__Task to complete__
Write out the entries verbatim and leave the images out of the copy.

__Data supplied__
================
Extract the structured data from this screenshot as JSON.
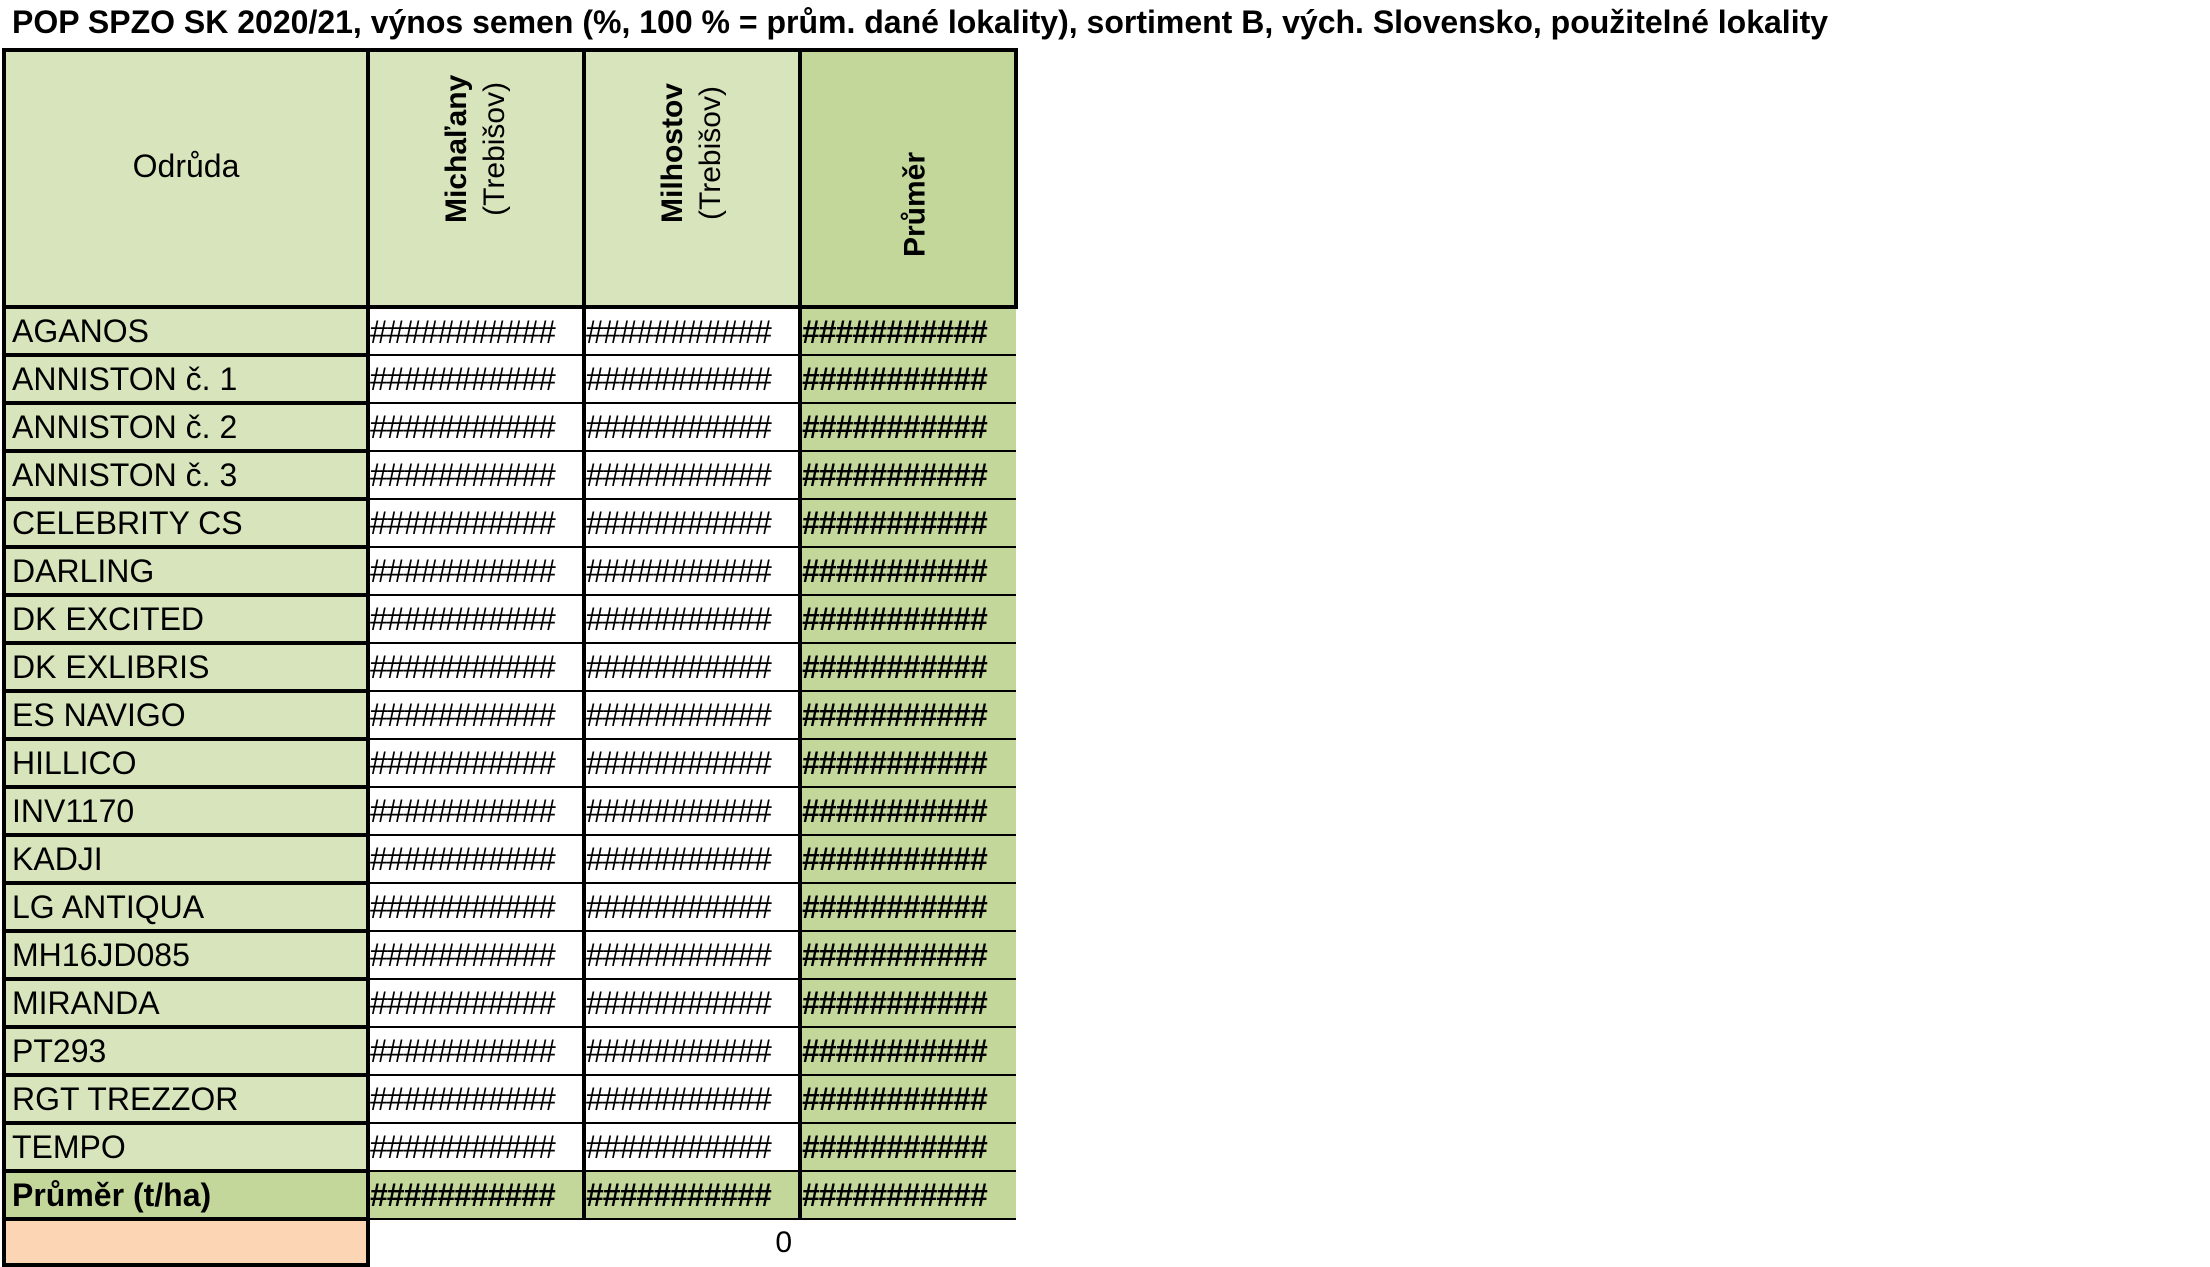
{
  "title": "POP SPZO SK 2020/21, výnos semen (%, 100 % = prům. dané lokality), sortiment B, vých. Slovensko, použitelné lokality",
  "header": {
    "variety": "Odrůda",
    "loc1_name": "Michaľany",
    "loc1_sub": "(Trebišov)",
    "loc2_name": "Milhostov",
    "loc2_sub": "(Trebišov)",
    "avg": "Průměr"
  },
  "overflow_text": "###########",
  "rows": [
    {
      "name": "AGANOS",
      "v1": "###########",
      "v2": "###########",
      "avg": "###########"
    },
    {
      "name": "ANNISTON   č. 1",
      "v1": "###########",
      "v2": "###########",
      "avg": "###########"
    },
    {
      "name": "ANNISTON   č. 2",
      "v1": "###########",
      "v2": "###########",
      "avg": "###########"
    },
    {
      "name": "ANNISTON   č. 3",
      "v1": "###########",
      "v2": "###########",
      "avg": "###########"
    },
    {
      "name": "CELEBRITY CS",
      "v1": "###########",
      "v2": "###########",
      "avg": "###########"
    },
    {
      "name": "DARLING",
      "v1": "###########",
      "v2": "###########",
      "avg": "###########"
    },
    {
      "name": "DK EXCITED",
      "v1": "###########",
      "v2": "###########",
      "avg": "###########"
    },
    {
      "name": "DK EXLIBRIS",
      "v1": "###########",
      "v2": "###########",
      "avg": "###########"
    },
    {
      "name": "ES NAVIGO",
      "v1": "###########",
      "v2": "###########",
      "avg": "###########"
    },
    {
      "name": "HILLICO",
      "v1": "###########",
      "v2": "###########",
      "avg": "###########"
    },
    {
      "name": "INV1170",
      "v1": "###########",
      "v2": "###########",
      "avg": "###########"
    },
    {
      "name": "KADJI",
      "v1": "###########",
      "v2": "###########",
      "avg": "###########"
    },
    {
      "name": "LG ANTIQUA",
      "v1": "###########",
      "v2": "###########",
      "avg": "###########"
    },
    {
      "name": "MH16JD085",
      "v1": "###########",
      "v2": "###########",
      "avg": "###########"
    },
    {
      "name": "MIRANDA",
      "v1": "###########",
      "v2": "###########",
      "avg": "###########"
    },
    {
      "name": "PT293",
      "v1": "###########",
      "v2": "###########",
      "avg": "###########"
    },
    {
      "name": "RGT TREZZOR",
      "v1": "###########",
      "v2": "###########",
      "avg": "###########"
    },
    {
      "name": "TEMPO",
      "v1": "###########",
      "v2": "###########",
      "avg": "###########"
    }
  ],
  "mean_row": {
    "name": "Průměr (t/ha)",
    "v1": "###########",
    "v2": "###########",
    "avg": "###########"
  },
  "footer": {
    "zero": "0"
  },
  "colors": {
    "label_green": "#d8e4bc",
    "avg_green": "#c4d79b",
    "peach": "#fcd5b4"
  }
}
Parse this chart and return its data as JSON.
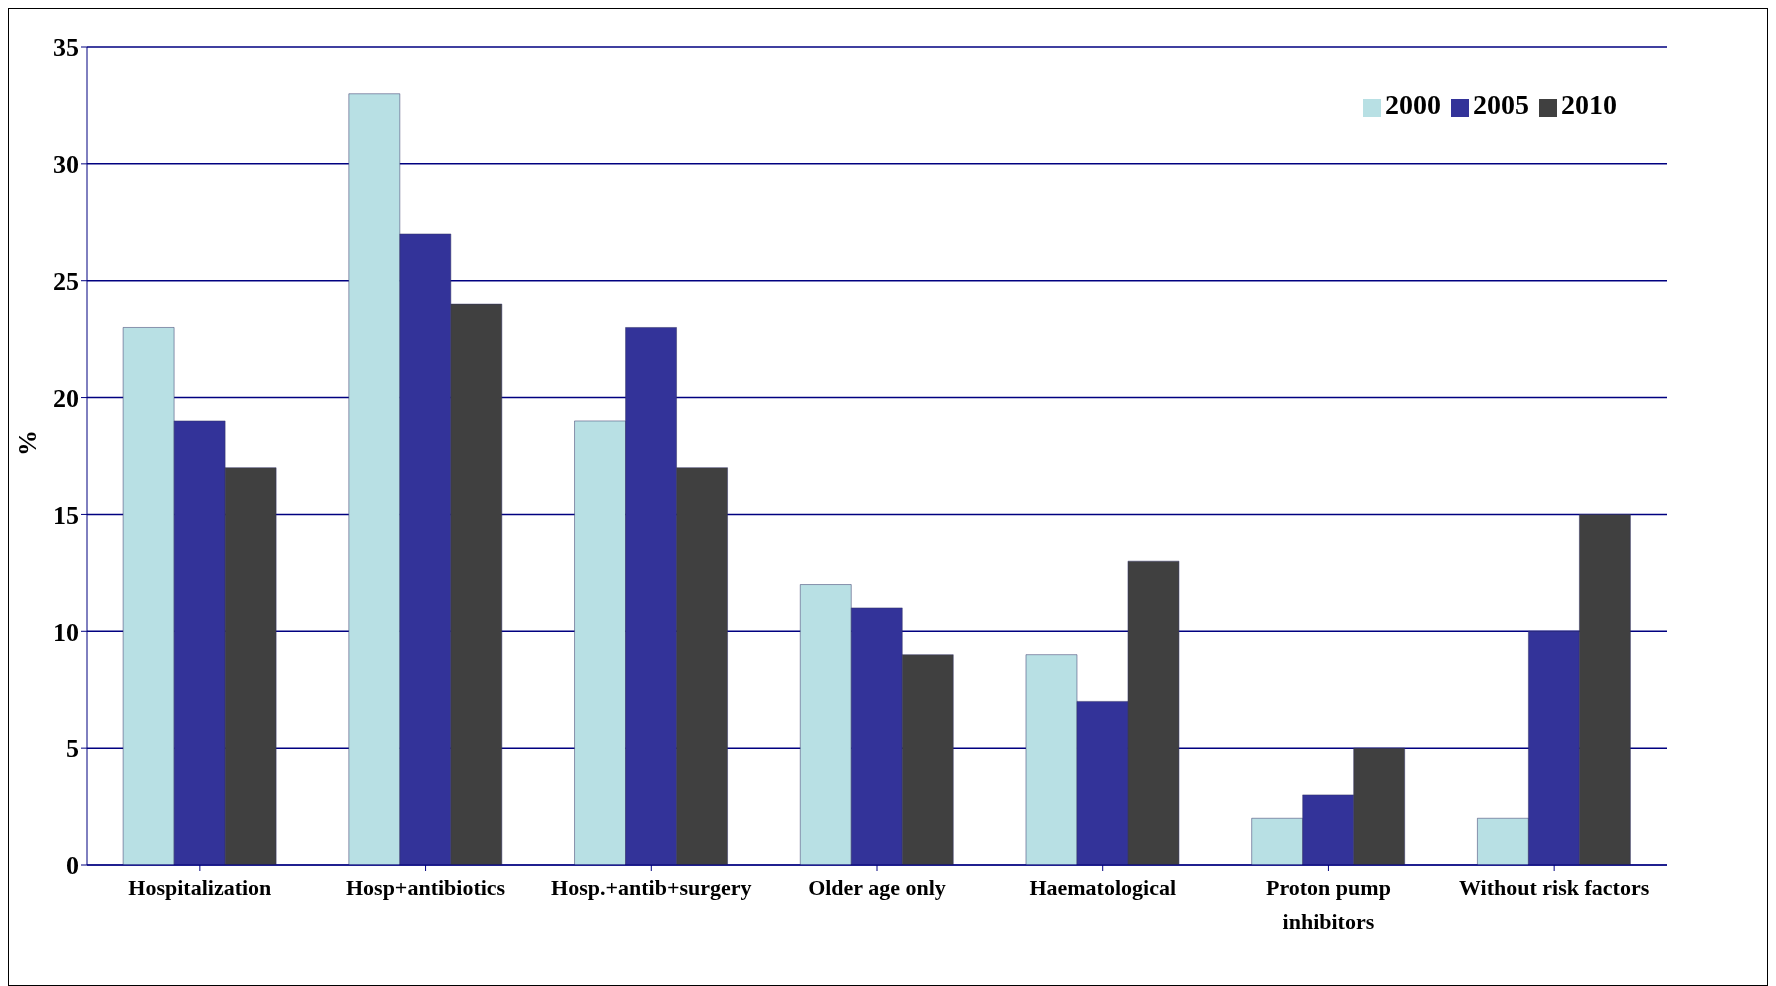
================
__Full output__
Extract the structured data from this screenshot as JSON.
{
  "title": "POP SPZO SK 2020/21, výnos semen (%, 100 % = prům. dané lokality), sortiment B, vých. Slovensko, použitelné lokality",
  "header": {
    "variety": "Odrůda",
    "loc1_name": "Michaľany",
    "loc1_sub": "(Trebišov)",
    "loc2_name": "Milhostov",
    "loc2_sub": "(Trebišov)",
    "avg": "Průměr"
  },
  "overflow_text": "###########",
  "rows": [
    {
      "name": "AGANOS",
      "v1": "###########",
      "v2": "###########",
      "avg": "###########"
    },
    {
      "name": "ANNISTON   č. 1",
      "v1": "###########",
      "v2": "###########",
      "avg": "###########"
    },
    {
      "name": "ANNISTON   č. 2",
      "v1": "###########",
      "v2": "###########",
      "avg": "###########"
    },
    {
      "name": "ANNISTON   č. 3",
      "v1": "###########",
      "v2": "###########",
      "avg": "###########"
    },
    {
      "name": "CELEBRITY CS",
      "v1": "###########",
      "v2": "###########",
      "avg": "###########"
    },
    {
      "name": "DARLING",
      "v1": "###########",
      "v2": "###########",
      "avg": "###########"
    },
    {
      "name": "DK EXCITED",
      "v1": "###########",
      "v2": "###########",
      "avg": "###########"
    },
    {
      "name": "DK EXLIBRIS",
      "v1": "###########",
      "v2": "###########",
      "avg": "###########"
    },
    {
      "name": "ES NAVIGO",
      "v1": "###########",
      "v2": "###########",
      "avg": "###########"
    },
    {
      "name": "HILLICO",
      "v1": "###########",
      "v2": "###########",
      "avg": "###########"
    },
    {
      "name": "INV1170",
      "v1": "###########",
      "v2": "###########",
      "avg": "###########"
    },
    {
      "name": "KADJI",
      "v1": "###########",
      "v2": "###########",
      "avg": "###########"
    },
    {
      "name": "LG ANTIQUA",
      "v1": "###########",
      "v2": "###########",
      "avg": "###########"
    },
    {
      "name": "MH16JD085",
      "v1": "###########",
      "v2": "###########",
      "avg": "###########"
    },
    {
      "name": "MIRANDA",
      "v1": "###########",
      "v2": "###########",
      "avg": "###########"
    },
    {
      "name": "PT293",
      "v1": "###########",
      "v2": "###########",
      "avg": "###########"
    },
    {
      "name": "RGT TREZZOR",
      "v1": "###########",
      "v2": "###########",
      "avg": "###########"
    },
    {
      "name": "TEMPO",
      "v1": "###########",
      "v2": "###########",
      "avg": "###########"
    }
  ],
  "mean_row": {
    "name": "Průměr (t/ha)",
    "v1": "###########",
    "v2": "###########",
    "avg": "###########"
  },
  "footer": {
    "zero": "0"
  },
  "colors": {
    "label_green": "#d8e4bc",
    "avg_green": "#c4d79b",
    "peach": "#fcd5b4"
  }
}
Parse this chart and return its data as JSON.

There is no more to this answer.